WHAT THE TASK ASKS:
Retype the following rows word for word, leaving every line as it is.

[Annotated element entries]
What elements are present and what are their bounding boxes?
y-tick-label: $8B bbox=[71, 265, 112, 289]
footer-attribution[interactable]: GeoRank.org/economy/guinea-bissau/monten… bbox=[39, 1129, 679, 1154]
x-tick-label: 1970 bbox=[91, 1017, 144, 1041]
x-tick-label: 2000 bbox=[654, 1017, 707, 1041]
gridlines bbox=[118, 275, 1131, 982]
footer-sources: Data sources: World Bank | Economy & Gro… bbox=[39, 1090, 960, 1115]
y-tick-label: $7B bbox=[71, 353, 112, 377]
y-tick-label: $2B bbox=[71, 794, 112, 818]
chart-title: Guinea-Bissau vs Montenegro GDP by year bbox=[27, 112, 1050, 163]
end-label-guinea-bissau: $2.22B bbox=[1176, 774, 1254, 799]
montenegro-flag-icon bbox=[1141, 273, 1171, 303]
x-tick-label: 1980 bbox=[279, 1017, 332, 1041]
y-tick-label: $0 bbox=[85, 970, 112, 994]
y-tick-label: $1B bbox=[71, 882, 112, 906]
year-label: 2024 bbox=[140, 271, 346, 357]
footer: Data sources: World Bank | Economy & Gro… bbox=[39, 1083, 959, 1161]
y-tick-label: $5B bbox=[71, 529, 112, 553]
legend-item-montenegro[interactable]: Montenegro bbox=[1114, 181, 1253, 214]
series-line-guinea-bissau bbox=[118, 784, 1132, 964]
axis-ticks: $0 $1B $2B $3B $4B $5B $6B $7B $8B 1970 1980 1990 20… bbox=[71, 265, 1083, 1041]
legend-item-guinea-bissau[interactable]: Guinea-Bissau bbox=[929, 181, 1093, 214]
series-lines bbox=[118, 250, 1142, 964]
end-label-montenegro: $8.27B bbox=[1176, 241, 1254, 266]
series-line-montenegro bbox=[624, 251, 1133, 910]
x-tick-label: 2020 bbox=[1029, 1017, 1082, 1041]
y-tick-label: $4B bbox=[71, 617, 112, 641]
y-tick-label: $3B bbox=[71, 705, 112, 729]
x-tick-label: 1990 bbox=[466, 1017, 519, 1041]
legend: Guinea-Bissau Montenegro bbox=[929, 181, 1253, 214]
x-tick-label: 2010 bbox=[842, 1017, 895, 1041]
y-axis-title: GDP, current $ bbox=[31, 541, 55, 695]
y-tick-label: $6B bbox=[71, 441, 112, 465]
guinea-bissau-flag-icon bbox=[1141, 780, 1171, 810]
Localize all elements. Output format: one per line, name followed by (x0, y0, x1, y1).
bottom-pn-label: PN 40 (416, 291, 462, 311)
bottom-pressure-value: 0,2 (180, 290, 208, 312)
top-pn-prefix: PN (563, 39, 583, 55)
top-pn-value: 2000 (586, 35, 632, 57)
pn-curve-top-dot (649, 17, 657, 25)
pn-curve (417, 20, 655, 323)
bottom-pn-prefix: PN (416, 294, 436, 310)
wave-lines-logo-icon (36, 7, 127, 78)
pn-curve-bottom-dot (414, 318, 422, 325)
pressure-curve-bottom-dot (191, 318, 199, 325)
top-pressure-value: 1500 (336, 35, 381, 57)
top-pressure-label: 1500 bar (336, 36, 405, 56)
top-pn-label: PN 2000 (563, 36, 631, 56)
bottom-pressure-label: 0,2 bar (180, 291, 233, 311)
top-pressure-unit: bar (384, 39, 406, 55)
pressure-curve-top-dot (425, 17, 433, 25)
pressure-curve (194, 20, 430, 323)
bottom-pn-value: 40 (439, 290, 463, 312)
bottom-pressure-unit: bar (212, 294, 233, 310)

ANSWER TO THE TASK:
What elements are present and what are their bounding boxes?
y-tick-label: $8B bbox=[71, 265, 112, 289]
footer-attribution[interactable]: GeoRank.org/economy/guinea-bissau/monten… bbox=[39, 1129, 679, 1154]
x-tick-label: 1970 bbox=[91, 1017, 144, 1041]
x-tick-label: 2000 bbox=[654, 1017, 707, 1041]
gridlines bbox=[118, 275, 1131, 982]
footer-sources: Data sources: World Bank | Economy & Gro… bbox=[39, 1090, 960, 1115]
y-tick-label: $7B bbox=[71, 353, 112, 377]
y-tick-label: $2B bbox=[71, 794, 112, 818]
chart-title: Guinea-Bissau vs Montenegro GDP by year bbox=[27, 112, 1050, 163]
end-label-guinea-bissau: $2.22B bbox=[1176, 774, 1254, 799]
montenegro-flag-icon bbox=[1141, 273, 1171, 303]
x-tick-label: 1980 bbox=[279, 1017, 332, 1041]
y-tick-label: $0 bbox=[85, 970, 112, 994]
y-tick-label: $1B bbox=[71, 882, 112, 906]
year-label: 2024 bbox=[140, 271, 346, 357]
footer: Data sources: World Bank | Economy & Gro… bbox=[39, 1083, 959, 1161]
y-tick-label: $5B bbox=[71, 529, 112, 553]
legend-item-montenegro[interactable]: Montenegro bbox=[1114, 181, 1253, 214]
series-line-guinea-bissau bbox=[118, 784, 1132, 964]
axis-ticks: $0 $1B $2B $3B $4B $5B $6B $7B $8B 1970 1980 1990 20… bbox=[71, 265, 1083, 1041]
legend-item-guinea-bissau[interactable]: Guinea-Bissau bbox=[929, 181, 1093, 214]
series-lines bbox=[118, 250, 1142, 964]
end-label-montenegro: $8.27B bbox=[1176, 241, 1254, 266]
series-line-montenegro bbox=[624, 251, 1133, 910]
x-tick-label: 2020 bbox=[1029, 1017, 1082, 1041]
y-tick-label: $4B bbox=[71, 617, 112, 641]
y-tick-label: $3B bbox=[71, 705, 112, 729]
x-tick-label: 1990 bbox=[466, 1017, 519, 1041]
legend: Guinea-Bissau Montenegro bbox=[929, 181, 1253, 214]
x-tick-label: 2010 bbox=[842, 1017, 895, 1041]
y-axis-title: GDP, current $ bbox=[31, 541, 55, 695]
y-tick-label: $6B bbox=[71, 441, 112, 465]
guinea-bissau-flag-icon bbox=[1141, 780, 1171, 810]
Localize all elements. Output format: one per line, name followed by (x0, y0, x1, y1).
bottom-pn-label: PN 40 (416, 291, 462, 311)
bottom-pressure-value: 0,2 (180, 290, 208, 312)
top-pn-prefix: PN (563, 39, 583, 55)
top-pn-value: 2000 (586, 35, 632, 57)
pn-curve-top-dot (649, 17, 657, 25)
pn-curve (417, 20, 655, 323)
bottom-pn-prefix: PN (416, 294, 436, 310)
wave-lines-logo-icon (36, 7, 127, 78)
pn-curve-bottom-dot (414, 318, 422, 325)
pressure-curve-bottom-dot (191, 318, 199, 325)
top-pressure-value: 1500 (336, 35, 381, 57)
top-pressure-label: 1500 bar (336, 36, 405, 56)
top-pn-label: PN 2000 (563, 36, 631, 56)
bottom-pressure-label: 0,2 bar (180, 291, 233, 311)
top-pressure-unit: bar (384, 39, 406, 55)
pressure-curve-top-dot (425, 17, 433, 25)
pressure-curve (194, 20, 430, 323)
bottom-pn-value: 40 (439, 290, 463, 312)
bottom-pressure-unit: bar (212, 294, 233, 310)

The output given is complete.